## Work to complete
Copy every entry below line for line, with no changes, and leave out the pictures.

Excerpts from a layout annotation set:
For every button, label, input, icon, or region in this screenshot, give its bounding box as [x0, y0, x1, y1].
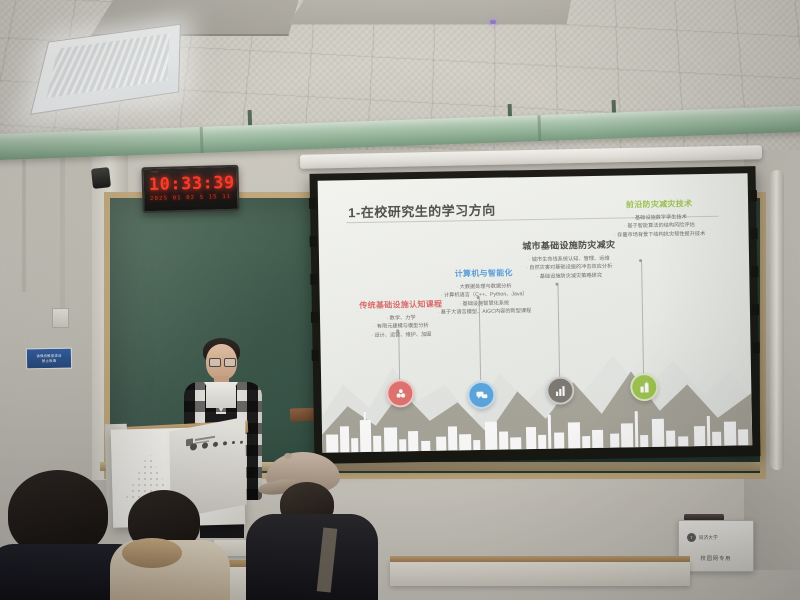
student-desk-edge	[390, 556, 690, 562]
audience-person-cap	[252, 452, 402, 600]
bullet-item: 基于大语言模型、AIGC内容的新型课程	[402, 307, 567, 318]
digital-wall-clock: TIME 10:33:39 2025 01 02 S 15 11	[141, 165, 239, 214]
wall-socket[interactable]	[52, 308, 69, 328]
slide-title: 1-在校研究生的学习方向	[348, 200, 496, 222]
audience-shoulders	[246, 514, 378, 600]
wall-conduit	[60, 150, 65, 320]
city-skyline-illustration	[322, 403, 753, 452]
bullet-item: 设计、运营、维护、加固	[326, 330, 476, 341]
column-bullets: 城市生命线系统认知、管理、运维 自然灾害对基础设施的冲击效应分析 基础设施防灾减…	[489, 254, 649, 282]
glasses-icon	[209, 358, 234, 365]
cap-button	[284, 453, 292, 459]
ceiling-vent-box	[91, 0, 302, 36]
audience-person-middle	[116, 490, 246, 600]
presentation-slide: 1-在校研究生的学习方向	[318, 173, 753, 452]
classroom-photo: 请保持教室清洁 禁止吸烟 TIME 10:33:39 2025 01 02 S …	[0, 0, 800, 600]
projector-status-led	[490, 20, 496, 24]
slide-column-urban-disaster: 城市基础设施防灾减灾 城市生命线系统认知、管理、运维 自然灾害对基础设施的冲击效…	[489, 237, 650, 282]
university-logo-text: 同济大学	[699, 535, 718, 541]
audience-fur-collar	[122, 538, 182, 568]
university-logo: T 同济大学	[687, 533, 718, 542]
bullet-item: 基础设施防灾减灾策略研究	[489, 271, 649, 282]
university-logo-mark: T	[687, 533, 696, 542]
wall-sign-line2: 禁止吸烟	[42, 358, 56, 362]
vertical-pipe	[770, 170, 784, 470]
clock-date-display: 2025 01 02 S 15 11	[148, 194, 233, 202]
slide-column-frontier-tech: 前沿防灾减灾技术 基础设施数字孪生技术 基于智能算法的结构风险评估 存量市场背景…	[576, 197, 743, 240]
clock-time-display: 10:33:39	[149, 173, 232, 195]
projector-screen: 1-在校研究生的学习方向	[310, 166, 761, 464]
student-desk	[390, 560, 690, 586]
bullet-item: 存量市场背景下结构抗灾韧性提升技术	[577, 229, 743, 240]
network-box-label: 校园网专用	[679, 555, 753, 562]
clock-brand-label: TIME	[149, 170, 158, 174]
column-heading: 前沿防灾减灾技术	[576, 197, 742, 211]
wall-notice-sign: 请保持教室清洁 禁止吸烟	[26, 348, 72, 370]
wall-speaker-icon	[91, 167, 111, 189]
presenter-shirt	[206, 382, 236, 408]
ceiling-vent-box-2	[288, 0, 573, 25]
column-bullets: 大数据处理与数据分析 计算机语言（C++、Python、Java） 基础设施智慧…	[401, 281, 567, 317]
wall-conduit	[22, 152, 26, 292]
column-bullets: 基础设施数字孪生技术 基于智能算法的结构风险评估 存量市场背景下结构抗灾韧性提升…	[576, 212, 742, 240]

## Complete answer
For every button, label, input, icon, or region in this screenshot, give its bounding box as [x0, y0, x1, y1].
student-desk-edge	[390, 556, 690, 562]
audience-person-cap	[252, 452, 402, 600]
bullet-item: 基于大语言模型、AIGC内容的新型课程	[402, 307, 567, 318]
digital-wall-clock: TIME 10:33:39 2025 01 02 S 15 11	[141, 165, 239, 214]
wall-socket[interactable]	[52, 308, 69, 328]
slide-title: 1-在校研究生的学习方向	[348, 200, 496, 222]
audience-shoulders	[246, 514, 378, 600]
wall-conduit	[60, 150, 65, 320]
city-skyline-illustration	[322, 403, 753, 452]
bullet-item: 设计、运营、维护、加固	[326, 330, 476, 341]
column-bullets: 城市生命线系统认知、管理、运维 自然灾害对基础设施的冲击效应分析 基础设施防灾减…	[489, 254, 649, 282]
glasses-icon	[209, 358, 234, 365]
cap-button	[284, 453, 292, 459]
ceiling-vent-box	[91, 0, 302, 36]
audience-person-middle	[116, 490, 246, 600]
presentation-slide: 1-在校研究生的学习方向	[318, 173, 753, 452]
classroom-photo: 请保持教室清洁 禁止吸烟 TIME 10:33:39 2025 01 02 S …	[0, 0, 800, 600]
projector-status-led	[490, 20, 496, 24]
slide-column-urban-disaster: 城市基础设施防灾减灾 城市生命线系统认知、管理、运维 自然灾害对基础设施的冲击效…	[489, 237, 650, 282]
university-logo-text: 同济大学	[699, 535, 718, 541]
audience-fur-collar	[122, 538, 182, 568]
university-logo: T 同济大学	[687, 533, 718, 542]
bullet-item: 基础设施防灾减灾策略研究	[489, 271, 649, 282]
university-logo-mark: T	[687, 533, 696, 542]
wall-sign-line2: 禁止吸烟	[42, 358, 56, 362]
vertical-pipe	[770, 170, 784, 470]
clock-date-display: 2025 01 02 S 15 11	[148, 194, 233, 202]
slide-column-frontier-tech: 前沿防灾减灾技术 基础设施数字孪生技术 基于智能算法的结构风险评估 存量市场背景…	[576, 197, 743, 240]
clock-time-display: 10:33:39	[149, 173, 232, 195]
projector-screen: 1-在校研究生的学习方向	[310, 166, 761, 464]
student-desk	[390, 560, 690, 586]
bullet-item: 存量市场背景下结构抗灾韧性提升技术	[577, 229, 743, 240]
network-box-label: 校园网专用	[679, 555, 753, 562]
clock-brand-label: TIME	[149, 170, 158, 174]
column-heading: 前沿防灾减灾技术	[576, 197, 742, 211]
wall-notice-sign: 请保持教室清洁 禁止吸烟	[26, 348, 72, 370]
wall-speaker-icon	[91, 167, 111, 189]
presenter-shirt	[206, 382, 236, 408]
ceiling-vent-box-2	[288, 0, 573, 25]
column-bullets: 大数据处理与数据分析 计算机语言（C++、Python、Java） 基础设施智慧…	[401, 281, 567, 317]
wall-conduit	[22, 152, 26, 292]
column-bullets: 基础设施数字孪生技术 基于智能算法的结构风险评估 存量市场背景下结构抗灾韧性提升…	[576, 212, 742, 240]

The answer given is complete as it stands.